Prompt:
In the listing below, count each line containing "муниципальное" and answer with the count only.

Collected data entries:
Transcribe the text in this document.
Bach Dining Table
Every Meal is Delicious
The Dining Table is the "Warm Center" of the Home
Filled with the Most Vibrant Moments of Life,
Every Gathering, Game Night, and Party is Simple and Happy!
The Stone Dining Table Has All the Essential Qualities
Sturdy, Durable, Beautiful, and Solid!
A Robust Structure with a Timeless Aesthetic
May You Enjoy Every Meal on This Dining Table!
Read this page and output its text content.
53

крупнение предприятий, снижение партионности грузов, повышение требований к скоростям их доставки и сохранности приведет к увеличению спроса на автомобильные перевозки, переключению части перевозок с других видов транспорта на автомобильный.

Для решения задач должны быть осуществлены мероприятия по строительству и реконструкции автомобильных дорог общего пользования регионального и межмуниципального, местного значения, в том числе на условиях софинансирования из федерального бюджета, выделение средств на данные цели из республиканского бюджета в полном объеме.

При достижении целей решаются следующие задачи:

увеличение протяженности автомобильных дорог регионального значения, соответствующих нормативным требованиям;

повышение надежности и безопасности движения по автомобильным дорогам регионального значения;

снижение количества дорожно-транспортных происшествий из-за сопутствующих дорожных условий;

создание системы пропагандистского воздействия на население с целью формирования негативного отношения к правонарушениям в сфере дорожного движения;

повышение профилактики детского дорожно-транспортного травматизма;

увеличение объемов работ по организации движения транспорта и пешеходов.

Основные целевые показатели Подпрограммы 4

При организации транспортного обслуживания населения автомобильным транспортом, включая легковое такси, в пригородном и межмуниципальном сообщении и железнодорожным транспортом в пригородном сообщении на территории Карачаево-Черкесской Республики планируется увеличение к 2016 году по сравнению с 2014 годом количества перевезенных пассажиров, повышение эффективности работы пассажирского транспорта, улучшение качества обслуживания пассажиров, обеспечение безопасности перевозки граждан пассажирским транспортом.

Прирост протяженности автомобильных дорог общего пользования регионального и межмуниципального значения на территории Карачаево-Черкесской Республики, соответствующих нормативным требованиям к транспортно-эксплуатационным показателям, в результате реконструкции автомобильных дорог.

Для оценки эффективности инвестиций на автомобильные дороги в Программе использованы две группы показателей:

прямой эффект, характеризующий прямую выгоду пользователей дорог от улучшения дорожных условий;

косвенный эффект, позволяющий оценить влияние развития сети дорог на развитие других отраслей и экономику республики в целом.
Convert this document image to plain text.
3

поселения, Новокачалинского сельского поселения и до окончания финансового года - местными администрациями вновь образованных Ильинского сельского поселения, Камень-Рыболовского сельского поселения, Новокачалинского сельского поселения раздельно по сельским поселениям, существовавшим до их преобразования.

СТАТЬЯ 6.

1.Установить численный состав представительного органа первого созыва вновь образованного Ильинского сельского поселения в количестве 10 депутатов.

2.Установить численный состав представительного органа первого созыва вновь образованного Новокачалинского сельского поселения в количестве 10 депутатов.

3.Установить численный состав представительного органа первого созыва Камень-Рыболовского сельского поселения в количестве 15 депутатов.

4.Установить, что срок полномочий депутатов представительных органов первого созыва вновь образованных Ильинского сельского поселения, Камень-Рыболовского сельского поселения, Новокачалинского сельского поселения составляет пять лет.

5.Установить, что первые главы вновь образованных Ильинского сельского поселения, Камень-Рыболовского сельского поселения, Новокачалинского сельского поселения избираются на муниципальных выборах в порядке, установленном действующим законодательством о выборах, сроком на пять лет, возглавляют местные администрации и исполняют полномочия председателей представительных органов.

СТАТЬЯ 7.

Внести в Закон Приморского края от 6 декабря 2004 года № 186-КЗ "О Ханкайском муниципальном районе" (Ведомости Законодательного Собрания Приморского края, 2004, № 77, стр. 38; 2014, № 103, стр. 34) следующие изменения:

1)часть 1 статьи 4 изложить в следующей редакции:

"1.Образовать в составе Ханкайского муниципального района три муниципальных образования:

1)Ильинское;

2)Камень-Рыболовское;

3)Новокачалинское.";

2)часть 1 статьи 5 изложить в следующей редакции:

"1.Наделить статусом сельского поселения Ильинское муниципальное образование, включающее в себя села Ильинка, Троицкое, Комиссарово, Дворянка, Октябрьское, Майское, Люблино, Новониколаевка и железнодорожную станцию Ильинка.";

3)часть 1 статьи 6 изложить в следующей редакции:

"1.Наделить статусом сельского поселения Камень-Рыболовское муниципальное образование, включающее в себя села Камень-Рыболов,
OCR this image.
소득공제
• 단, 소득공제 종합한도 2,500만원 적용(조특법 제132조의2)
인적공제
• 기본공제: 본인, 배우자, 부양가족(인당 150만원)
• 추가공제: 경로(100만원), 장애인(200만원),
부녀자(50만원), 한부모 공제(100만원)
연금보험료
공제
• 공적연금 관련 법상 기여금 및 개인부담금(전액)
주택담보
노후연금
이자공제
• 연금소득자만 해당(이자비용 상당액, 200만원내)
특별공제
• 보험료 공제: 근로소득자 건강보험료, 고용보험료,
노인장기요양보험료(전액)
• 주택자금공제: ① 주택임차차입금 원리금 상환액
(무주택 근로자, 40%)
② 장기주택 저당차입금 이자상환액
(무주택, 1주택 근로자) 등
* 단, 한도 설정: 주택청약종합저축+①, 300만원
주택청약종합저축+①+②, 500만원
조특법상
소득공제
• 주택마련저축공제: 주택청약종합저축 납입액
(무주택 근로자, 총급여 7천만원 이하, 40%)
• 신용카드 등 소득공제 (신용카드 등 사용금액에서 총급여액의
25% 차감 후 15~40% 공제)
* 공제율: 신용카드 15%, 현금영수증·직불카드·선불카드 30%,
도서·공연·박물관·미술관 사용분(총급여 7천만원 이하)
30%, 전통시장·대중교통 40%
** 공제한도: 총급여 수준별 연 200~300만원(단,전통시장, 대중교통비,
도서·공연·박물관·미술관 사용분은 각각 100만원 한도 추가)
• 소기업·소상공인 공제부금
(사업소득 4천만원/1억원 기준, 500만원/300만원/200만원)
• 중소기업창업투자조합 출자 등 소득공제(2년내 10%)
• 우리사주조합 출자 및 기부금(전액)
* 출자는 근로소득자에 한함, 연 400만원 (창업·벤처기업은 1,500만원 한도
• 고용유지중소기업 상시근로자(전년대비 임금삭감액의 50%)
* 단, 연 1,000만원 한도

Output of the task:
2